- The request
Each line that holds the word "name" should be returned.

(Part of a data file)
* * * * * * * * *
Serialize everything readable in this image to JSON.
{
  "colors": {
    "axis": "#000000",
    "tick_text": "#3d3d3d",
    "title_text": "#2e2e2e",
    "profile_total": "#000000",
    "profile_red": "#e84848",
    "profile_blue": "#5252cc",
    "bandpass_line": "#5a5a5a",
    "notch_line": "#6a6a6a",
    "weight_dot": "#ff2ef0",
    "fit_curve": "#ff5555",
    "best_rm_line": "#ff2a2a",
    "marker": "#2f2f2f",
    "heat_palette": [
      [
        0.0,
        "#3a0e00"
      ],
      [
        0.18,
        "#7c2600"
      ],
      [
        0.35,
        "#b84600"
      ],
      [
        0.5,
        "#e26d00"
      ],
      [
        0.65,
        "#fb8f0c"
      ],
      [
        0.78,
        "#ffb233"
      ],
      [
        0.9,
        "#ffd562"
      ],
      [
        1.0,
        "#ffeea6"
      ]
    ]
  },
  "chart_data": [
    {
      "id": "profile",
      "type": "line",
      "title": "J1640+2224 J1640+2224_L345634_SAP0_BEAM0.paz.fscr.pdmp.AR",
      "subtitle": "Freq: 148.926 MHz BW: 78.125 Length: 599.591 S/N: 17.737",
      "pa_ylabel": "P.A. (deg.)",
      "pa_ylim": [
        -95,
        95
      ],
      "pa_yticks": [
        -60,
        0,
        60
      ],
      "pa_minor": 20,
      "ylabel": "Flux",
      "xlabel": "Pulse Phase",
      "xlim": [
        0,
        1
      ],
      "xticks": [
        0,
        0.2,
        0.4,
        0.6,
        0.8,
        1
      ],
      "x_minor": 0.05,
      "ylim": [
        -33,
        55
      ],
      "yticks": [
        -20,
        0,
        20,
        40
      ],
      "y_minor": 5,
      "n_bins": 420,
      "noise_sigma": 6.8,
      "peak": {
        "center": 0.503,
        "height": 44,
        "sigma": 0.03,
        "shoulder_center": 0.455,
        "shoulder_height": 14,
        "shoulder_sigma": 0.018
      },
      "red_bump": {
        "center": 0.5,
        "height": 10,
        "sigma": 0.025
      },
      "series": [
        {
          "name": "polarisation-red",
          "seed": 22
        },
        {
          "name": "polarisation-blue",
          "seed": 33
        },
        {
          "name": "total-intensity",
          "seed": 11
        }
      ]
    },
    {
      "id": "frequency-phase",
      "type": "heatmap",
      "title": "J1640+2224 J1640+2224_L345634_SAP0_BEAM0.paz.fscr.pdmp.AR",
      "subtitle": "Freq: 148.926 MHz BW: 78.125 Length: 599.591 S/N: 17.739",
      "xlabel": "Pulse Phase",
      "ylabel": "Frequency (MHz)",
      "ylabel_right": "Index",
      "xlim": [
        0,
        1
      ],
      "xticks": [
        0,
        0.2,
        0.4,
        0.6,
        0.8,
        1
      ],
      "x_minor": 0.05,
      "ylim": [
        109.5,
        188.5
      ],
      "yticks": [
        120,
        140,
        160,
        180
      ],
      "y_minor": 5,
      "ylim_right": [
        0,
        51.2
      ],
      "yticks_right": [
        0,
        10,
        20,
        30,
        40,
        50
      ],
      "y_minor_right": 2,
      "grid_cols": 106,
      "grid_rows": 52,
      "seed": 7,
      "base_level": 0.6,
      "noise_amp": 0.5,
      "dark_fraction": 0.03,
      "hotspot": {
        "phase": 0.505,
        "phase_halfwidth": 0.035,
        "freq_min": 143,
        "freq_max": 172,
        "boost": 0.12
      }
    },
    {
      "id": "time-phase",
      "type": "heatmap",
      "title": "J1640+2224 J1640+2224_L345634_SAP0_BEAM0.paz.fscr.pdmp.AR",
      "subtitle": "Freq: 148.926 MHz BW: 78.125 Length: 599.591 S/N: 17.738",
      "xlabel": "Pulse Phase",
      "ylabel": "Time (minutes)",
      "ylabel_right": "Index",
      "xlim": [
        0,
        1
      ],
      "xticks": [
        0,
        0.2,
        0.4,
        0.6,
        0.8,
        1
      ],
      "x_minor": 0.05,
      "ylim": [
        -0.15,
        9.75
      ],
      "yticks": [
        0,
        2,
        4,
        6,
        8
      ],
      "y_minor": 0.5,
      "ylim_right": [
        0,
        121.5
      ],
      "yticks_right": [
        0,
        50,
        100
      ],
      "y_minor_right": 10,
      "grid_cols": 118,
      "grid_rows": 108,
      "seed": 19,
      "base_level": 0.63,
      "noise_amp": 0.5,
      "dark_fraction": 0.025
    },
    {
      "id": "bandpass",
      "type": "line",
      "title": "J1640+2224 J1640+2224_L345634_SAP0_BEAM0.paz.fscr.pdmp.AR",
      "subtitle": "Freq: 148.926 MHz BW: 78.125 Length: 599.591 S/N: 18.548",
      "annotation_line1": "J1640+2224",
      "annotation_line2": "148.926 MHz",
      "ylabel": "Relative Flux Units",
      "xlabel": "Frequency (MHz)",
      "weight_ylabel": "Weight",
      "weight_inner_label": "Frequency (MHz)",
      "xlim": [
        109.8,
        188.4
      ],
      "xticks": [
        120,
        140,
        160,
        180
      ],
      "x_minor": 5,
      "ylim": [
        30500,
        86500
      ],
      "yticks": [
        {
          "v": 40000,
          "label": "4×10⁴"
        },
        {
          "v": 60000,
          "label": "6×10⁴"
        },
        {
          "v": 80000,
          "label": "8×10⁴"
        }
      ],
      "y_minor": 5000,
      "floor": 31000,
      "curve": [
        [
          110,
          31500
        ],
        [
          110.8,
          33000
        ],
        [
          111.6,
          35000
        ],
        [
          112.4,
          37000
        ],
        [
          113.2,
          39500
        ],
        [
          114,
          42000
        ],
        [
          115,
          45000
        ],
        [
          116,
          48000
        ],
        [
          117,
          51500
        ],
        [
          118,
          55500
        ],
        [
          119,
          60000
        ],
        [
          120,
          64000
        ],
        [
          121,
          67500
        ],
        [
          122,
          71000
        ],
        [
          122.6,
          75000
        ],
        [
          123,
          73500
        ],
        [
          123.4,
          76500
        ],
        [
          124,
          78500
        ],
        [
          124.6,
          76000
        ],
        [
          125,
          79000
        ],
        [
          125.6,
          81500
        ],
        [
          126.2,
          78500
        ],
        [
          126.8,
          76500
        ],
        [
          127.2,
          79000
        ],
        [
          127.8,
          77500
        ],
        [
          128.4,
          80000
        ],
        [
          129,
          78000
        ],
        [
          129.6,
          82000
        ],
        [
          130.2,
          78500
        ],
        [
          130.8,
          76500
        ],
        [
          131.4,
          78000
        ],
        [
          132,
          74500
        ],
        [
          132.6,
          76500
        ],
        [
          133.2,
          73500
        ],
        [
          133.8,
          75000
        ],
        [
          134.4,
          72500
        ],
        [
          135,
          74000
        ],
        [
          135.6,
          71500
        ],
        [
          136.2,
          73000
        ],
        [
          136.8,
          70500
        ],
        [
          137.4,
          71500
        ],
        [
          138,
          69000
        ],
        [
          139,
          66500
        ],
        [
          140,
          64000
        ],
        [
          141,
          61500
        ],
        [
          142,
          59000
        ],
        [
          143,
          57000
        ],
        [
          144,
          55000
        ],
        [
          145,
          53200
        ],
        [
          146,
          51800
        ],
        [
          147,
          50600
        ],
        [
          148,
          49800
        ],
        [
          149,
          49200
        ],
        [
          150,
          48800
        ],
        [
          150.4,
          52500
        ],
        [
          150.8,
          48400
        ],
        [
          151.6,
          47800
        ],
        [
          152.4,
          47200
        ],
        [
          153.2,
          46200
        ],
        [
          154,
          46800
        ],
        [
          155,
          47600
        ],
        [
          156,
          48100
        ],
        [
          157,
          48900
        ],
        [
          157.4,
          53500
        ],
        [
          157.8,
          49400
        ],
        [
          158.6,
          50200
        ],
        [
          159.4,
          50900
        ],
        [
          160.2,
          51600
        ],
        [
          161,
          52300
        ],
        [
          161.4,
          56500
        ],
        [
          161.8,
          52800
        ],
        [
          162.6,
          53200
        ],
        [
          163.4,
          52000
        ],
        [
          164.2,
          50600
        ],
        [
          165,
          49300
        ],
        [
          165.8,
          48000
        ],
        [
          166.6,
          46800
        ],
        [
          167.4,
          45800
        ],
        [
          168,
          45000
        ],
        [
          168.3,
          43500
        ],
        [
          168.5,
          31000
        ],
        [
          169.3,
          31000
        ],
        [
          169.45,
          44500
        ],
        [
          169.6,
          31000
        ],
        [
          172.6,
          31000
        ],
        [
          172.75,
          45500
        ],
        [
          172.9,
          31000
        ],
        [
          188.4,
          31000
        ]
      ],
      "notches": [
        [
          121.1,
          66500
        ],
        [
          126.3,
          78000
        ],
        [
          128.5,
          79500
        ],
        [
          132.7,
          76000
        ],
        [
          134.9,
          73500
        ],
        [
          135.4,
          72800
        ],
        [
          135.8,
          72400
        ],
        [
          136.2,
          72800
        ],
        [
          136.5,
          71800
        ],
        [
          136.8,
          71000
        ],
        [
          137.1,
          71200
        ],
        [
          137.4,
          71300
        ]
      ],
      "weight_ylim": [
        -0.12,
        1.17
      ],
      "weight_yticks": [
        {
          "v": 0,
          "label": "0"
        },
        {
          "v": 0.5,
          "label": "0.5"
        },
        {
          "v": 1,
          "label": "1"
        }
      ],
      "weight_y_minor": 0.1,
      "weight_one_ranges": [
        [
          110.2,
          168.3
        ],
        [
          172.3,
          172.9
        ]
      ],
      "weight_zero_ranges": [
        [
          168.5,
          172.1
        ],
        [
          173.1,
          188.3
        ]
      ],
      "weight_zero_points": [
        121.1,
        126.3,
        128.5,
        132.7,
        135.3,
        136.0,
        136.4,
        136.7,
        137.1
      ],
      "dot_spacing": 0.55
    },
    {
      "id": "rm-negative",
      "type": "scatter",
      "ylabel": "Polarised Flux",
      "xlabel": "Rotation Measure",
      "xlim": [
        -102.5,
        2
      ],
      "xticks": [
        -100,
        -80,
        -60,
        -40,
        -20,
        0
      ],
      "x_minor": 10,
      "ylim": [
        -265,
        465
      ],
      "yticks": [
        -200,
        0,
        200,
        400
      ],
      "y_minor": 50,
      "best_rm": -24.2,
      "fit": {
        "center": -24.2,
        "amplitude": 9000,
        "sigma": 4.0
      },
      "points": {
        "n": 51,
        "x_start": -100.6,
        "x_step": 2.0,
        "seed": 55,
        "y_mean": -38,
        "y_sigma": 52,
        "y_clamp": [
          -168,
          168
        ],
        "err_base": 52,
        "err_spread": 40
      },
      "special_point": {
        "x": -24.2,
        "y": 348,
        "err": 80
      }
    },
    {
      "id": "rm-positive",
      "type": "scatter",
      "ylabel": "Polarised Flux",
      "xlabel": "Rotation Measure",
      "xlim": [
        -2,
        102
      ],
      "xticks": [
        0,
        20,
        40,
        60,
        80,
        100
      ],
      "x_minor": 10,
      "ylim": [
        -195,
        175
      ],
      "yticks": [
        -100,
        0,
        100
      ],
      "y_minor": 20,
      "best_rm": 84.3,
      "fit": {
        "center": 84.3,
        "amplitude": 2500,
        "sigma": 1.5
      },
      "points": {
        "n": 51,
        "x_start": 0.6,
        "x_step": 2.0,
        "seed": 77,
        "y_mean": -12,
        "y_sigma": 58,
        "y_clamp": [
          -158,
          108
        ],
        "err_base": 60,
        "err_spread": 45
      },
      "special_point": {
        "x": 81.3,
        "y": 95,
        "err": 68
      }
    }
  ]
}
* * * * * * * * *
- Written response
          "name": "polarisation-red",
          "name": "polarisation-blue",
          "name": "total-intensity",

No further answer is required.